((

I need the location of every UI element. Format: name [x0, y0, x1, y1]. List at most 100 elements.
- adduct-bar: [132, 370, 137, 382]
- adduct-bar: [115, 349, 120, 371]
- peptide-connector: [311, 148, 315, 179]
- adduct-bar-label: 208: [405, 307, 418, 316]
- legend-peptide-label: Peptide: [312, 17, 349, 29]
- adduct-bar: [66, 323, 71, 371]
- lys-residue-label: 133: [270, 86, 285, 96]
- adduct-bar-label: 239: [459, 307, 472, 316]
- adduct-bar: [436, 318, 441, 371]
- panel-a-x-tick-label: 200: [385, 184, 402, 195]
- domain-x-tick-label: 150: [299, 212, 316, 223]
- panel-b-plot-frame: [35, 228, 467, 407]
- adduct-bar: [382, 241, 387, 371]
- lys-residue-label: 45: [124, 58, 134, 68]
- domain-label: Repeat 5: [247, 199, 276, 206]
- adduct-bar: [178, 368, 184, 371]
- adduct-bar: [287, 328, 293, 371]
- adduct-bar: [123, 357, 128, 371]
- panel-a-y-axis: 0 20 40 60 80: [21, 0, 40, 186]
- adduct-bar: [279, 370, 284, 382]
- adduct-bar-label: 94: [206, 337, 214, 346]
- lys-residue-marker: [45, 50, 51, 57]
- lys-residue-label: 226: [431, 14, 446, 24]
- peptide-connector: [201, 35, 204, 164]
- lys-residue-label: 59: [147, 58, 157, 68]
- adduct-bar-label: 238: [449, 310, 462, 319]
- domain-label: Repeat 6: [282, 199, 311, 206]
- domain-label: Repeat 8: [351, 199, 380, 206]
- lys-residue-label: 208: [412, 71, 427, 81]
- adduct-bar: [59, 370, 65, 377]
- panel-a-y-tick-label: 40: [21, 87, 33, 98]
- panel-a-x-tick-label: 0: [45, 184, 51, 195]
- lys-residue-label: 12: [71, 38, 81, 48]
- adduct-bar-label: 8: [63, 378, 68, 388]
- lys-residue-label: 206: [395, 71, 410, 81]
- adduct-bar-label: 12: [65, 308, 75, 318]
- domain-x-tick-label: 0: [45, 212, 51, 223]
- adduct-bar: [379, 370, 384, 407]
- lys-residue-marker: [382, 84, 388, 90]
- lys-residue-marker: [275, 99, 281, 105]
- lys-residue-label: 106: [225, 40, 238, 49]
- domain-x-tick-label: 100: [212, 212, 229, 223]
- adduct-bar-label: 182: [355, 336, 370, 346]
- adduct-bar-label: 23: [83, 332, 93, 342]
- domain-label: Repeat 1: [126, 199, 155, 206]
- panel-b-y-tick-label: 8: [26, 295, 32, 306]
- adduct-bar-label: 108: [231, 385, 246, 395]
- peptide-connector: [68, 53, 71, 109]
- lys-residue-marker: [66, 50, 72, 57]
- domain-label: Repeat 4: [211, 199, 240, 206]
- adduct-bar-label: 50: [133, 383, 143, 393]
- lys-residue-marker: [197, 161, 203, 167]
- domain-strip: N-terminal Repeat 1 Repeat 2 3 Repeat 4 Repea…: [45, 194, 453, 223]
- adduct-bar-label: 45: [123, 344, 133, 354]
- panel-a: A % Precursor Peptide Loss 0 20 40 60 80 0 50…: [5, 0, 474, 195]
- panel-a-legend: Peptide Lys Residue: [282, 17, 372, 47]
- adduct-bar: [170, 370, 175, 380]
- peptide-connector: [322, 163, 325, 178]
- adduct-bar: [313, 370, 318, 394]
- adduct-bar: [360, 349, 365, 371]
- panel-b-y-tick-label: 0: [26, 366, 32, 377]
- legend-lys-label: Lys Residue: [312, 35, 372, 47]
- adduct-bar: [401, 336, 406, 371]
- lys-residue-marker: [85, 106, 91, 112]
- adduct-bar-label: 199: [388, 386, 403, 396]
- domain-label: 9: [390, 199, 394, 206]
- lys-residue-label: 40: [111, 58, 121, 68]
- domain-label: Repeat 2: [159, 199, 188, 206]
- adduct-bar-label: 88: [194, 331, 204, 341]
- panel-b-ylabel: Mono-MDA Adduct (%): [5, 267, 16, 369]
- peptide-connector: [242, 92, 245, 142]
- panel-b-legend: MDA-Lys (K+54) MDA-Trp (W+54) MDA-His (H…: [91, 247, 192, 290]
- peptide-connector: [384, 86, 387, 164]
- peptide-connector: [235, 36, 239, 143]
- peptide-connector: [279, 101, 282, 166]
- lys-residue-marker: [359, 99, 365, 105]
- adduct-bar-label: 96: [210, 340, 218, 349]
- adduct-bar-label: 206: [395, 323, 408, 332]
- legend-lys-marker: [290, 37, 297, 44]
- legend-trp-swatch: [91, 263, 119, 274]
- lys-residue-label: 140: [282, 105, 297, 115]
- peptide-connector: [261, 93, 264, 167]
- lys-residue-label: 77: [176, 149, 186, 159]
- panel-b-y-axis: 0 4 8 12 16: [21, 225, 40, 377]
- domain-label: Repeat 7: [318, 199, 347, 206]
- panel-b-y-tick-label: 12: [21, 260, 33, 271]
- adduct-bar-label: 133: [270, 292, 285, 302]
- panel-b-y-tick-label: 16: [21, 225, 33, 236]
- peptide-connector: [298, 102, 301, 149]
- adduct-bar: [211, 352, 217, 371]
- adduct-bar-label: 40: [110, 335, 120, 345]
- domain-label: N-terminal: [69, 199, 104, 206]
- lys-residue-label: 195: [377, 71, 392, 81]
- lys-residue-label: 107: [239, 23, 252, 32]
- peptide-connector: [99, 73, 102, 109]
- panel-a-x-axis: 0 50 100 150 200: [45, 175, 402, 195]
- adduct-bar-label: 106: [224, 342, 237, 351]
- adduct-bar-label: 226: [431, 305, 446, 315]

))

# WORK TASK
What is needed is the number of lines in the data that contain "Repeat", given with nothing else.

# SOLUTION FOR THIS PROBLEM
8